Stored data

____________________

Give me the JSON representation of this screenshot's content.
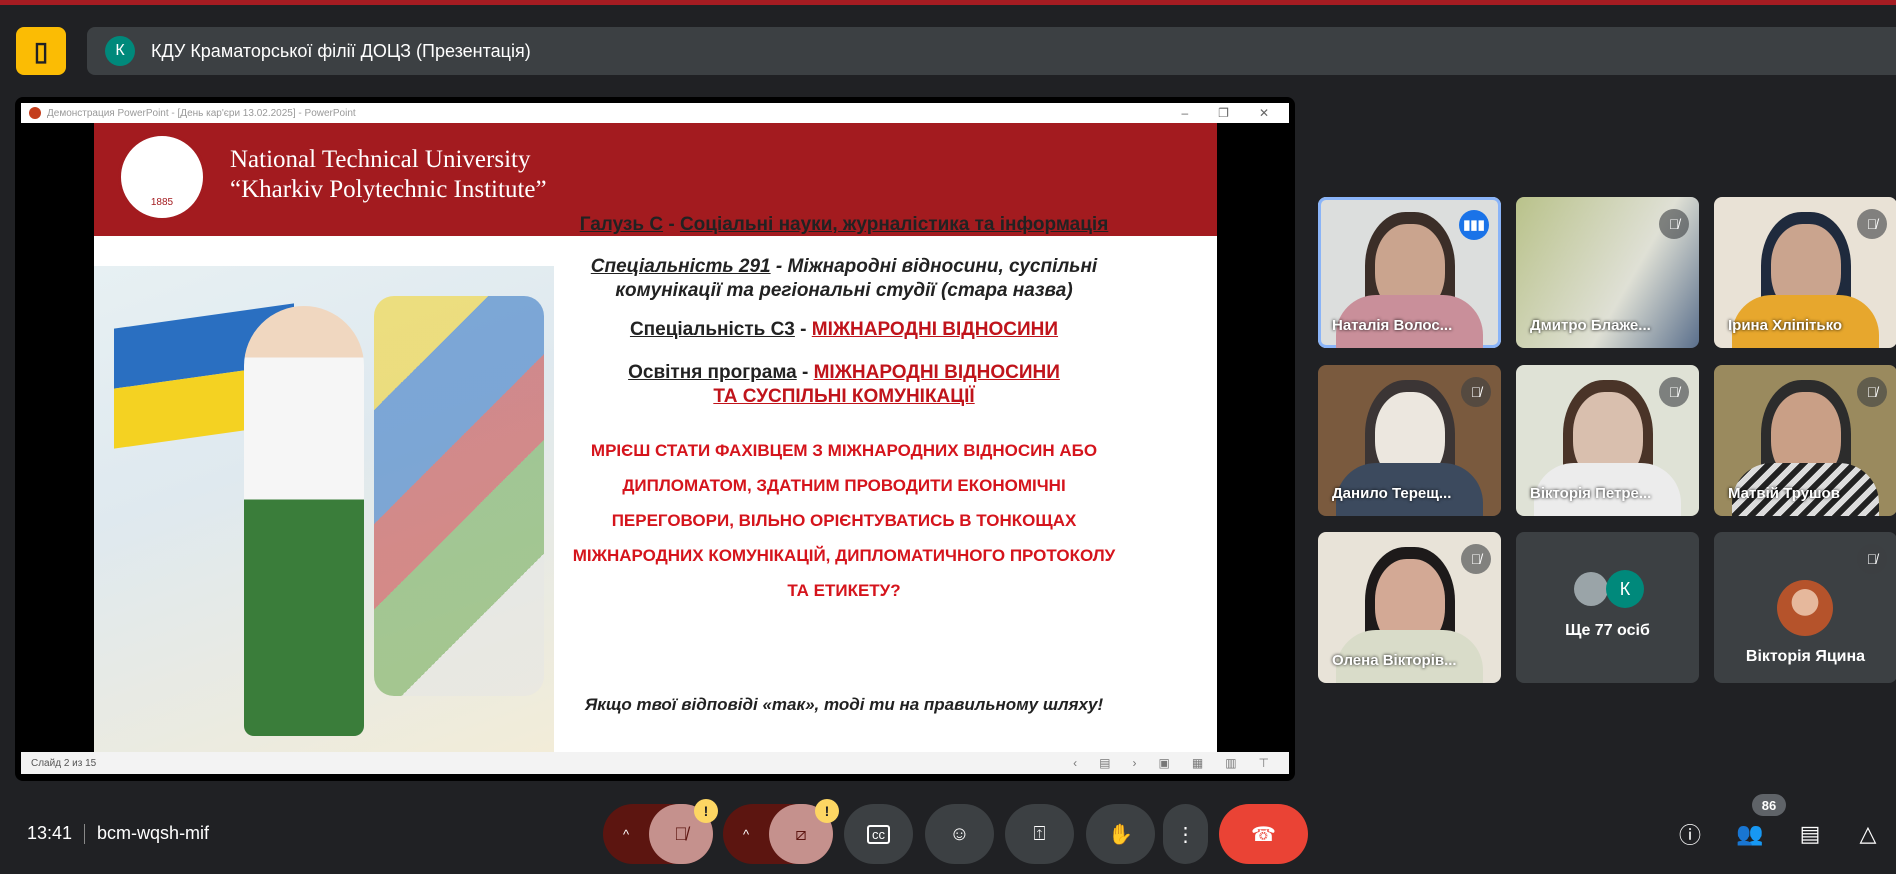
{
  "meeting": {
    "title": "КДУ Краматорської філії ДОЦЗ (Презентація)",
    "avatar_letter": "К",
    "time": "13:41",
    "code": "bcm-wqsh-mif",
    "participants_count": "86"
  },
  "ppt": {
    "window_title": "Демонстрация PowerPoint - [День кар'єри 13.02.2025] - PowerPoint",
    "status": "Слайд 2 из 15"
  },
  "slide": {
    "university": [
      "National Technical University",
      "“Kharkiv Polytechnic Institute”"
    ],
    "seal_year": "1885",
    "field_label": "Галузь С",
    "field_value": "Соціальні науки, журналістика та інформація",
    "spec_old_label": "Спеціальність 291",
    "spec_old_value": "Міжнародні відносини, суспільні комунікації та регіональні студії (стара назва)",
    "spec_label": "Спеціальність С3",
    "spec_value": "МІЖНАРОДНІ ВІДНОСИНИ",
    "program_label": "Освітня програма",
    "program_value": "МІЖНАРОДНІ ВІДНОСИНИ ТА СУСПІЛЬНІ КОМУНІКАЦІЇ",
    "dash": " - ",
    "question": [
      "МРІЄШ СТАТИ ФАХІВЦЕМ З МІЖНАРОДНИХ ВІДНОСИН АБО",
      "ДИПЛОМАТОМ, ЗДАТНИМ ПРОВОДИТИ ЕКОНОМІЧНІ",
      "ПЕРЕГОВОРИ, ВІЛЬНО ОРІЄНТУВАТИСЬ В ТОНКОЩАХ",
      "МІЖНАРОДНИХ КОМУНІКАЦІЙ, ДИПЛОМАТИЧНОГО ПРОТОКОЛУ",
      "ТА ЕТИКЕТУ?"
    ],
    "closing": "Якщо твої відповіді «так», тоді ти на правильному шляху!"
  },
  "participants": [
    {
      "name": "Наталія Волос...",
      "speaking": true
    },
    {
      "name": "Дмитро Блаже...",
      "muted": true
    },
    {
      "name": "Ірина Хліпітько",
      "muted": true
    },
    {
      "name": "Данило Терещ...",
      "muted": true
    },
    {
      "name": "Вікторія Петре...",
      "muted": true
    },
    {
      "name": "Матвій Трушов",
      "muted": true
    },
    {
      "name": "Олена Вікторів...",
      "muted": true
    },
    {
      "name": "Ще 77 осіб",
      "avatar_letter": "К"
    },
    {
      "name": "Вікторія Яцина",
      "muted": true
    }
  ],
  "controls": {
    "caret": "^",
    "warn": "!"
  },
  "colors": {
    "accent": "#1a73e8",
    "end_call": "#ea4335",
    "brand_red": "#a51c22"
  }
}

____________________

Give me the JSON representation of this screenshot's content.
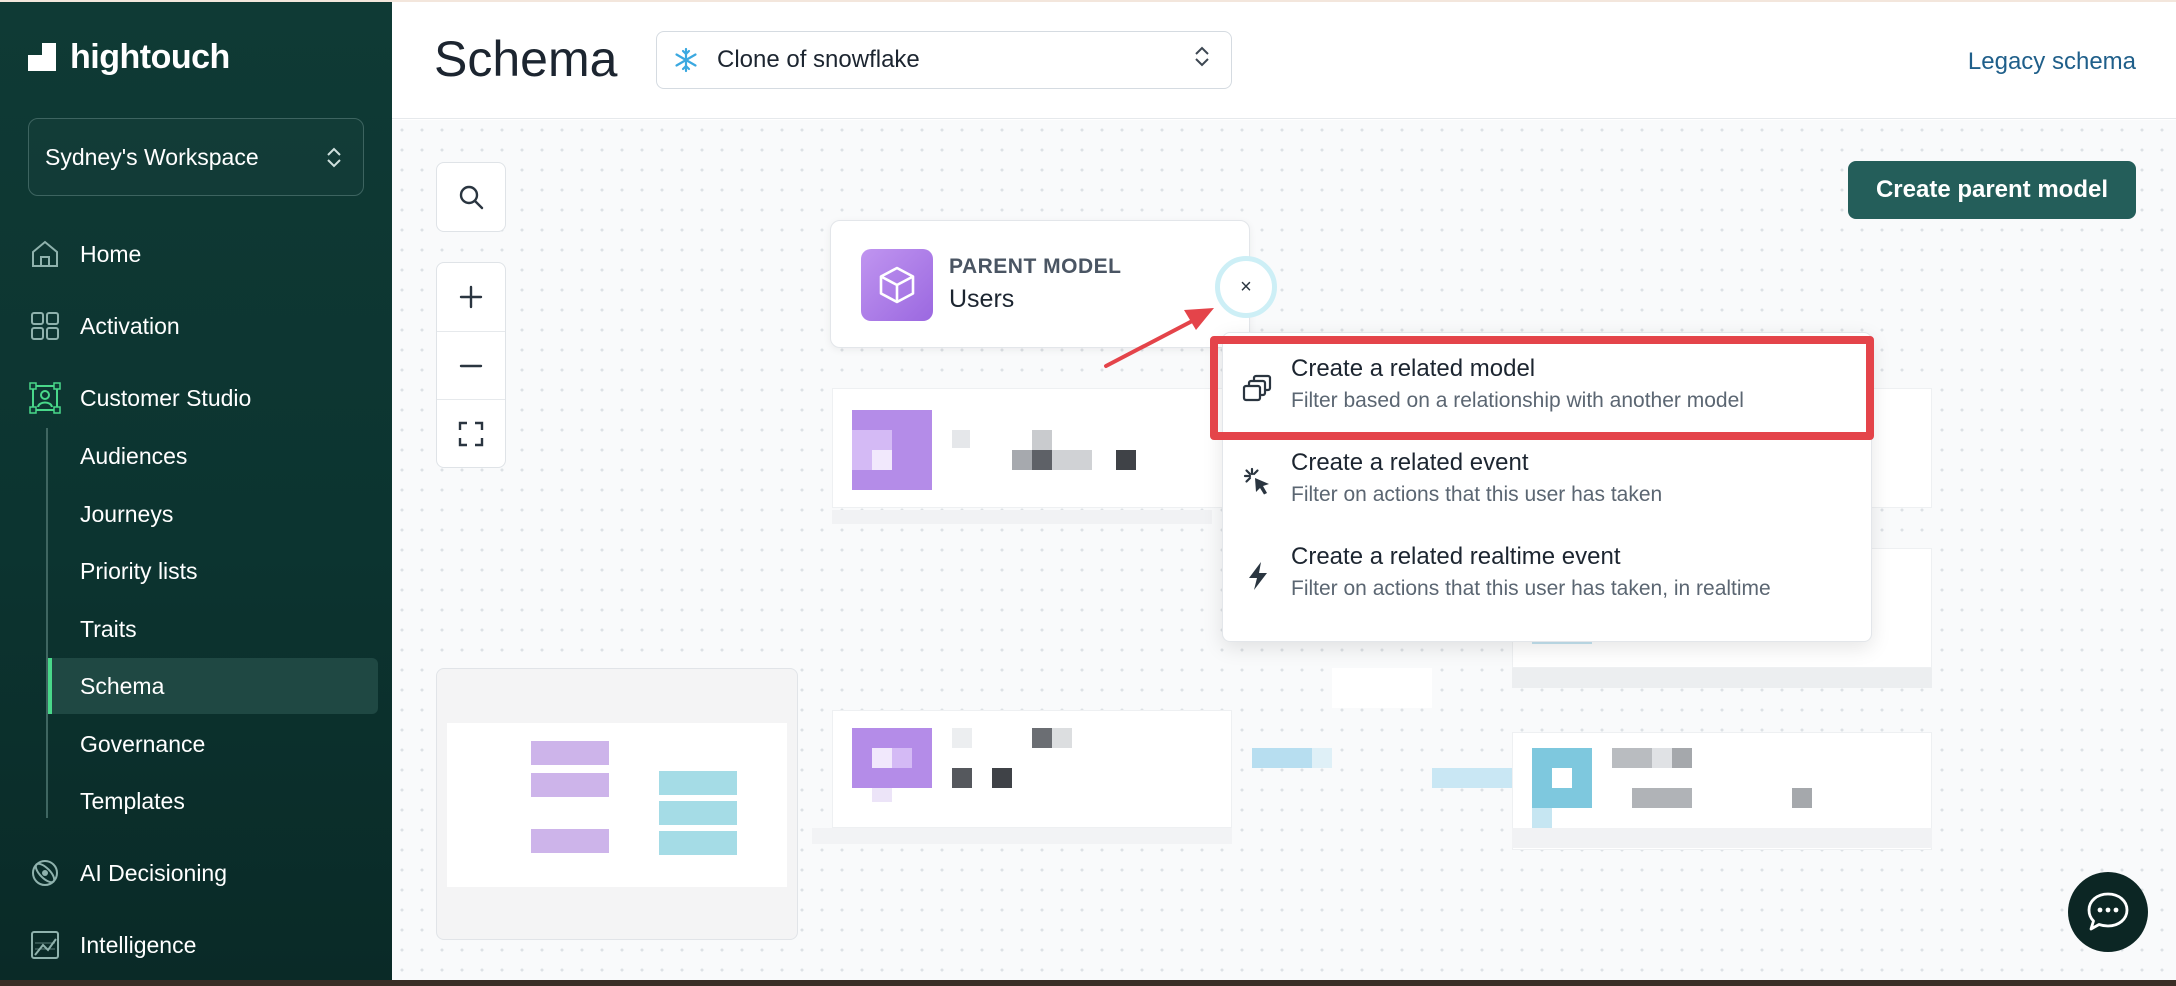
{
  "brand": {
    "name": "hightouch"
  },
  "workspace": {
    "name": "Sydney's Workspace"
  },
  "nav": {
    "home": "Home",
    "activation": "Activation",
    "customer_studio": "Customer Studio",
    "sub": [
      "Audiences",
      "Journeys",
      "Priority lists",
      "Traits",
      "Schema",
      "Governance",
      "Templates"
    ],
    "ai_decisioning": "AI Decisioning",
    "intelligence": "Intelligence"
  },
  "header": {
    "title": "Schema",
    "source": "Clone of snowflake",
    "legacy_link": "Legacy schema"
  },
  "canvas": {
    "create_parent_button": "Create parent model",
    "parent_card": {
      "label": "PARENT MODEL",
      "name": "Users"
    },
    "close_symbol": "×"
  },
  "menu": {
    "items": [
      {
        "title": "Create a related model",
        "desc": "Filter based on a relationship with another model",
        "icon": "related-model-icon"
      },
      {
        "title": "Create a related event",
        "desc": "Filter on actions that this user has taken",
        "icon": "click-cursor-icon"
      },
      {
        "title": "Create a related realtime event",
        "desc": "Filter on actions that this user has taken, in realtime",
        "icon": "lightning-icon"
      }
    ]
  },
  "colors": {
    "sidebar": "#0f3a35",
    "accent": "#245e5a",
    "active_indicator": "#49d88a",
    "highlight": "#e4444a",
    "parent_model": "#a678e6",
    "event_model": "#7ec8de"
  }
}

____________________

• _What you need to do_
Check each line above for the string "Filter" and show the ones that have it.

• _Reply_
        "desc": "Filter based on a relationship with another model",
        "desc": "Filter on actions that this user has taken",
        "desc": "Filter on actions that this user has taken, in realtime",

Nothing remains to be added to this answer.